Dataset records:
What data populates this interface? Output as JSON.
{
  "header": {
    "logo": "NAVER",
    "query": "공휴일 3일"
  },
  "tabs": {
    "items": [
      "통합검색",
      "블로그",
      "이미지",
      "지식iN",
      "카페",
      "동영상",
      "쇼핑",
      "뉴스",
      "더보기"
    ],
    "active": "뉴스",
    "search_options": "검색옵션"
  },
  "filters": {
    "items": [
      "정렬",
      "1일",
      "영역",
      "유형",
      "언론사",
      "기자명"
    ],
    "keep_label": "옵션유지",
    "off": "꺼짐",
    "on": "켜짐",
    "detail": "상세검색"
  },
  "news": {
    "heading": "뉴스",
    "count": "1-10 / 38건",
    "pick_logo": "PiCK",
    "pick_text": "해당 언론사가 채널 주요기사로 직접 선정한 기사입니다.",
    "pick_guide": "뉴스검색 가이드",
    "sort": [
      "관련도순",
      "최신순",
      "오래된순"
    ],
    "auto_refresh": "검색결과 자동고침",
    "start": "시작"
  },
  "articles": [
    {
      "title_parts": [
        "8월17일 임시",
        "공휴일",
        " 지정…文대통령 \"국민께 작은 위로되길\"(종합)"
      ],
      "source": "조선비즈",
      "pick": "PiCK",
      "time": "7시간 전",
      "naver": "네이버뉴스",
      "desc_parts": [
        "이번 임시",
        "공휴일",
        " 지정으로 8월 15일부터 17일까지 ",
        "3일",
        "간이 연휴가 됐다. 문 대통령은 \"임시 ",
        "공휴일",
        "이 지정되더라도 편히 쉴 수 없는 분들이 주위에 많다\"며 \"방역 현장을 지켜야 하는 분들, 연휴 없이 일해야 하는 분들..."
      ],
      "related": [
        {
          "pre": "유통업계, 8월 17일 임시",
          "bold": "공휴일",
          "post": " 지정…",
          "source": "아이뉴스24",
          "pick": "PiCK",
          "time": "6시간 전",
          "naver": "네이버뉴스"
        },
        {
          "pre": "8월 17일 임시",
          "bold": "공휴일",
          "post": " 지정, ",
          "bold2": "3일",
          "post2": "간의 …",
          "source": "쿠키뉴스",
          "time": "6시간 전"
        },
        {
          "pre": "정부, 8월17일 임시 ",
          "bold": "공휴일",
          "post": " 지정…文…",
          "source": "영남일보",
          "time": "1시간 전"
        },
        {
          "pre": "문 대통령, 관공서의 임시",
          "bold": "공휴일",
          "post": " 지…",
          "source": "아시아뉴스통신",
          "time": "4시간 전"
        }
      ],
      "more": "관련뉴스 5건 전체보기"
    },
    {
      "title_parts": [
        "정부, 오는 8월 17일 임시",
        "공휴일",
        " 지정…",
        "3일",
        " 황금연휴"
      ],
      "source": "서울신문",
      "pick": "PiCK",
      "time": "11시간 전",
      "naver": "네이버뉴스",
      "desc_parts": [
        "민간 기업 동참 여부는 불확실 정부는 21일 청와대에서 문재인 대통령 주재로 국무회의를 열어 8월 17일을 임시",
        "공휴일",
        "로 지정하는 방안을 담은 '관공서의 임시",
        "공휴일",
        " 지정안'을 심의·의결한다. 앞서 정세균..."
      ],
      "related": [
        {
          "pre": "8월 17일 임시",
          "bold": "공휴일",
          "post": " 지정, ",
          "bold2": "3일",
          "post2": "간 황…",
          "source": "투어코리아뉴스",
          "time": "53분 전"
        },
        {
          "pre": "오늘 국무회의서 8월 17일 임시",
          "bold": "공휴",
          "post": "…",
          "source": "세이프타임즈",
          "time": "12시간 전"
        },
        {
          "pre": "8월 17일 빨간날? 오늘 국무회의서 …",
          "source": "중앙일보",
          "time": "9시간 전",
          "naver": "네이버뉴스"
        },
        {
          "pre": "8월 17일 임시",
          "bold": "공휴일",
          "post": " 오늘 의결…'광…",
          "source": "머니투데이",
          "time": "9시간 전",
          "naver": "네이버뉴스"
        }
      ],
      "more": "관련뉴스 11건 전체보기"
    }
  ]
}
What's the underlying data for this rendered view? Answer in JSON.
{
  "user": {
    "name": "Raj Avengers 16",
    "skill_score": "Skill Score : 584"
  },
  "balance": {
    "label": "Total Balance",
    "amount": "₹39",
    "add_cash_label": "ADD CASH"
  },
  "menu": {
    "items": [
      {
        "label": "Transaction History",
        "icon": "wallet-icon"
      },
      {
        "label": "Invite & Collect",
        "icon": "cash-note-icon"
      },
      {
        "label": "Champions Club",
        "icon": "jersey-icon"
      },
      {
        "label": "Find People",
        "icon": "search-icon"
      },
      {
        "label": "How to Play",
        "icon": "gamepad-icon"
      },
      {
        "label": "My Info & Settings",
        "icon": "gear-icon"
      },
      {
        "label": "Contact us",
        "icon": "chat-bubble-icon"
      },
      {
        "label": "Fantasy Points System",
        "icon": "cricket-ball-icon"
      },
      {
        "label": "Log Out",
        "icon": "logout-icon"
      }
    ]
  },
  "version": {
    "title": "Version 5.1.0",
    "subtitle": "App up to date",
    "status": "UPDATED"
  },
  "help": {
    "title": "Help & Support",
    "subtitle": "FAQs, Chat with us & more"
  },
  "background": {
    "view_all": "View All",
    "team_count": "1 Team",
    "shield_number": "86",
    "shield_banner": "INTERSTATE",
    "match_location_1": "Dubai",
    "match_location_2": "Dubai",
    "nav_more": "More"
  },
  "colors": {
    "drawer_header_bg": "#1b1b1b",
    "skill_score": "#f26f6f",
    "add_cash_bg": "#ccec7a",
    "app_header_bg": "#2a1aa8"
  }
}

Goal: Exactly and only the lines from the line containing "What's the underlying" through the last line of the entries should be copied, both ends included.

Worked answer:
What's the underlying data for this rendered view? Answer in JSON.
{
  "user": {
    "name": "Raj Avengers 16",
    "skill_score": "Skill Score : 584"
  },
  "balance": {
    "label": "Total Balance",
    "amount": "₹39",
    "add_cash_label": "ADD CASH"
  },
  "menu": {
    "items": [
      {
        "label": "Transaction History",
        "icon": "wallet-icon"
      },
      {
        "label": "Invite & Collect",
        "icon": "cash-note-icon"
      },
      {
        "label": "Champions Club",
        "icon": "jersey-icon"
      },
      {
        "label": "Find People",
        "icon": "search-icon"
      },
      {
        "label": "How to Play",
        "icon": "gamepad-icon"
      },
      {
        "label": "My Info & Settings",
        "icon": "gear-icon"
      },
      {
        "label": "Contact us",
        "icon": "chat-bubble-icon"
      },
      {
        "label": "Fantasy Points System",
        "icon": "cricket-ball-icon"
      },
      {
        "label": "Log Out",
        "icon": "logout-icon"
      }
    ]
  },
  "version": {
    "title": "Version 5.1.0",
    "subtitle": "App up to date",
    "status": "UPDATED"
  },
  "help": {
    "title": "Help & Support",
    "subtitle": "FAQs, Chat with us & more"
  },
  "background": {
    "view_all": "View All",
    "team_count": "1 Team",
    "shield_number": "86",
    "shield_banner": "INTERSTATE",
    "match_location_1": "Dubai",
    "match_location_2": "Dubai",
    "nav_more": "More"
  },
  "colors": {
    "drawer_header_bg": "#1b1b1b",
    "skill_score": "#f26f6f",
    "add_cash_bg": "#ccec7a",
    "app_header_bg": "#2a1aa8"
  }
}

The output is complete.